Quote all entries exactly, leaving pictures aside.
# Given records start
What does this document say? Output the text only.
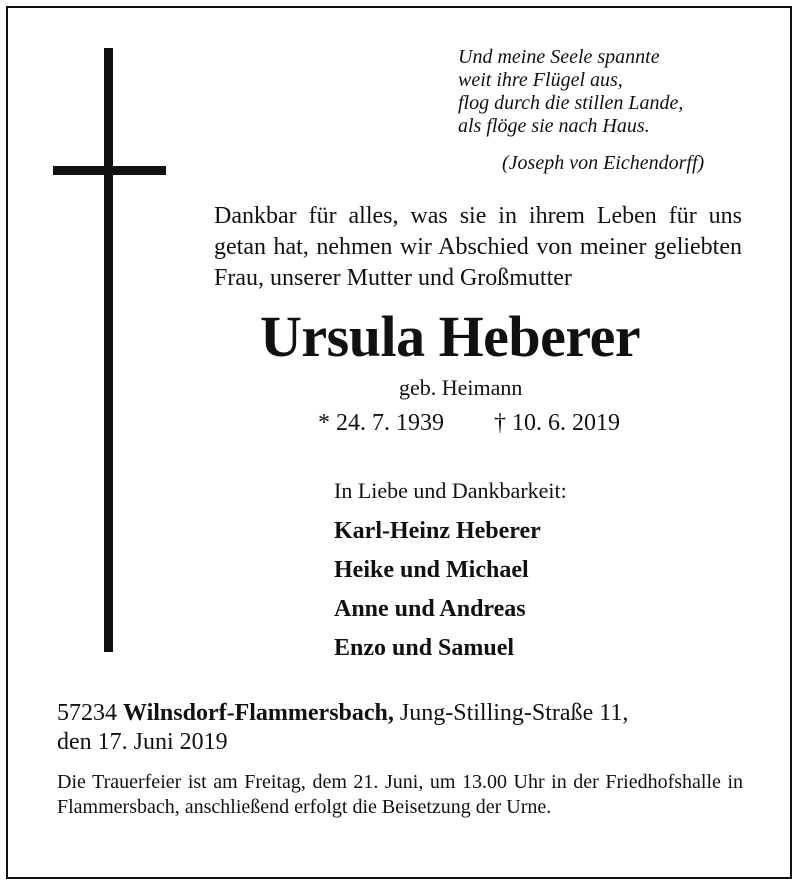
Und meine Seele spannte
weit ihre Flügel aus,
flog durch die stillen Lande,
als flöge sie nach Haus.
(Joseph von Eichendorff)
Dankbar für alles, was sie in ihrem Leben für uns getan hat, nehmen wir Abschied von meiner geliebten Frau, unserer Mutter und Großmutter
Ursula Heberer
geb. Heimann
* 24. 7. 1939 † 10. 6. 2019
In Liebe und Dankbarkeit:
Karl-Heinz Heberer
Heike und Michael
Anne und Andreas
Enzo und Samuel
57234 Wilnsdorf-Flammersbach, Jung-Stilling-Straße 11,
den 17. Juni 2019
Die Trauerfeier ist am Freitag, dem 21. Juni, um 13.00 Uhr in der Friedhofshalle in Flammersbach, anschließend erfolgt die Beisetzung der Urne.
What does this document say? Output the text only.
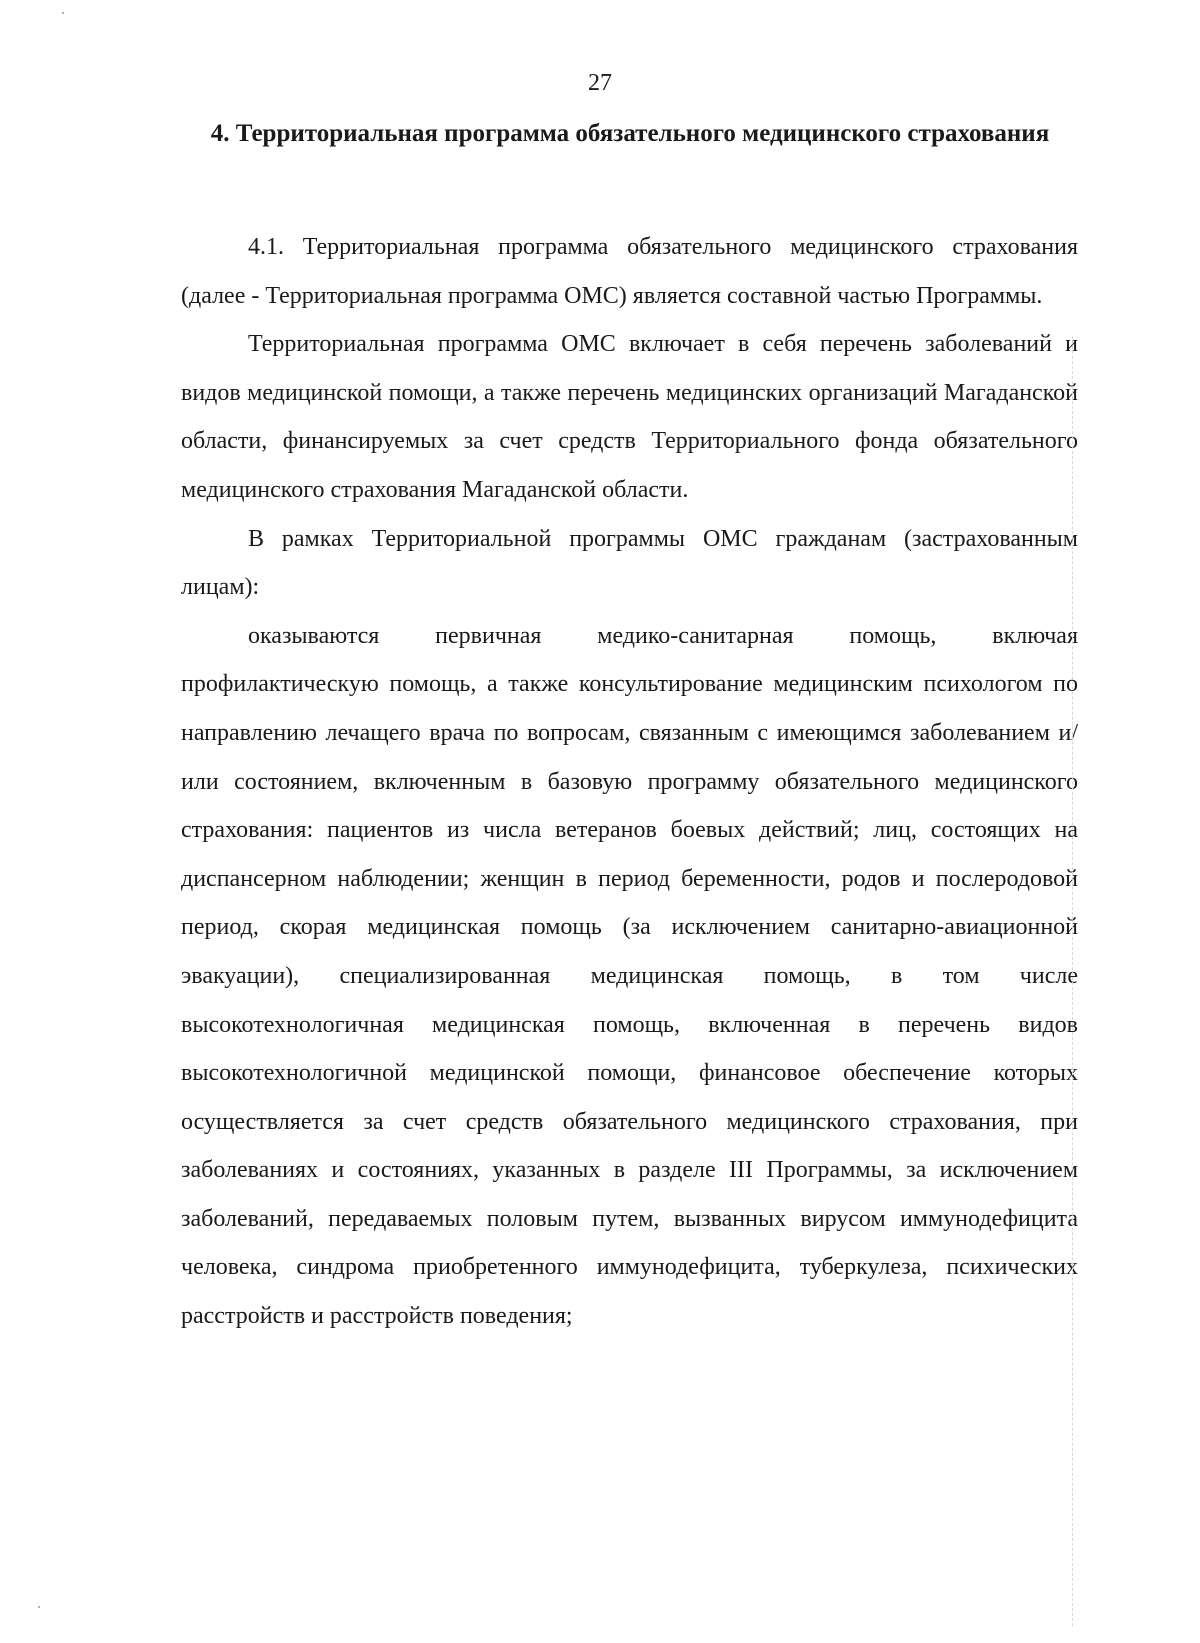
27
4. Территориальная программа обязательного медицинского страхования

4.1. Территориальная программа обязательного медицинского страхования (далее - Территориальная программа ОМС) является составной частью Программы.

Территориальная программа ОМС включает в себя перечень заболеваний и видов медицинской помощи, а также перечень медицинских организаций Магаданской области, финансируемых за счет средств Территориального фонда обязательного медицинского страхования Магаданской области.

В рамках Территориальной программы ОМС гражданам (застрахованным лицам):

оказываются первичная медико-санитарная помощь, включая профилактическую помощь, а также консультирование медицинским психологом по направлению лечащего врача по вопросам, связанным с имеющимся заболеванием и/или состоянием, включенным в базовую программу обязательного медицинского страхования: пациентов из числа ветеранов боевых действий; лиц, состоящих на диспансерном наблюдении; женщин в период беременности, родов и послеродовой период, скорая медицинская помощь (за исключением санитарно-авиационной эвакуации), специализированная медицинская помощь, в том числе высокотехнологичная медицинская помощь, включенная в перечень видов высокотехнологичной медицинской помощи, финансовое обеспечение которых осуществляется за счет средств обязательного медицинского страхования, при заболеваниях и состояниях, указанных в разделе III Программы, за исключением заболеваний, передаваемых половым путем, вызванных вирусом иммунодефицита человека, синдрома приобретенного иммунодефицита, туберкулеза, психических расстройств и расстройств поведения;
# Given records end
> Result for this task
What does this document say? Output the text only.
Und meine Seele spannte
weit ihre Flügel aus,
flog durch die stillen Lande,
als flöge sie nach Haus.
(Joseph von Eichendorff)
Dankbar für alles, was sie in ihrem Leben für uns getan hat, nehmen wir Abschied von meiner geliebten Frau, unserer Mutter und Großmutter
Ursula Heberer
geb. Heimann
* 24. 7. 1939 † 10. 6. 2019
In Liebe und Dankbarkeit:
Karl-Heinz Heberer
Heike und Michael
Anne und Andreas
Enzo und Samuel
57234 Wilnsdorf-Flammersbach, Jung-Stilling-Straße 11,
den 17. Juni 2019
Die Trauerfeier ist am Freitag, dem 21. Juni, um 13.00 Uhr in der Friedhofshalle in Flammersbach, anschließend erfolgt die Beisetzung der Urne.
What does this document say? Output the text only.
27
4. Территориальная программа обязательного медицинского страхования

4.1. Территориальная программа обязательного медицинского страхования (далее - Территориальная программа ОМС) является составной частью Программы.

Территориальная программа ОМС включает в себя перечень заболеваний и видов медицинской помощи, а также перечень медицинских организаций Магаданской области, финансируемых за счет средств Территориального фонда обязательного медицинского страхования Магаданской области.

В рамках Территориальной программы ОМС гражданам (застрахованным лицам):

оказываются первичная медико-санитарная помощь, включая профилактическую помощь, а также консультирование медицинским психологом по направлению лечащего врача по вопросам, связанным с имеющимся заболеванием и/или состоянием, включенным в базовую программу обязательного медицинского страхования: пациентов из числа ветеранов боевых действий; лиц, состоящих на диспансерном наблюдении; женщин в период беременности, родов и послеродовой период, скорая медицинская помощь (за исключением санитарно-авиационной эвакуации), специализированная медицинская помощь, в том числе высокотехнологичная медицинская помощь, включенная в перечень видов высокотехнологичной медицинской помощи, финансовое обеспечение которых осуществляется за счет средств обязательного медицинского страхования, при заболеваниях и состояниях, указанных в разделе III Программы, за исключением заболеваний, передаваемых половым путем, вызванных вирусом иммунодефицита человека, синдрома приобретенного иммунодефицита, туберкулеза, психических расстройств и расстройств поведения;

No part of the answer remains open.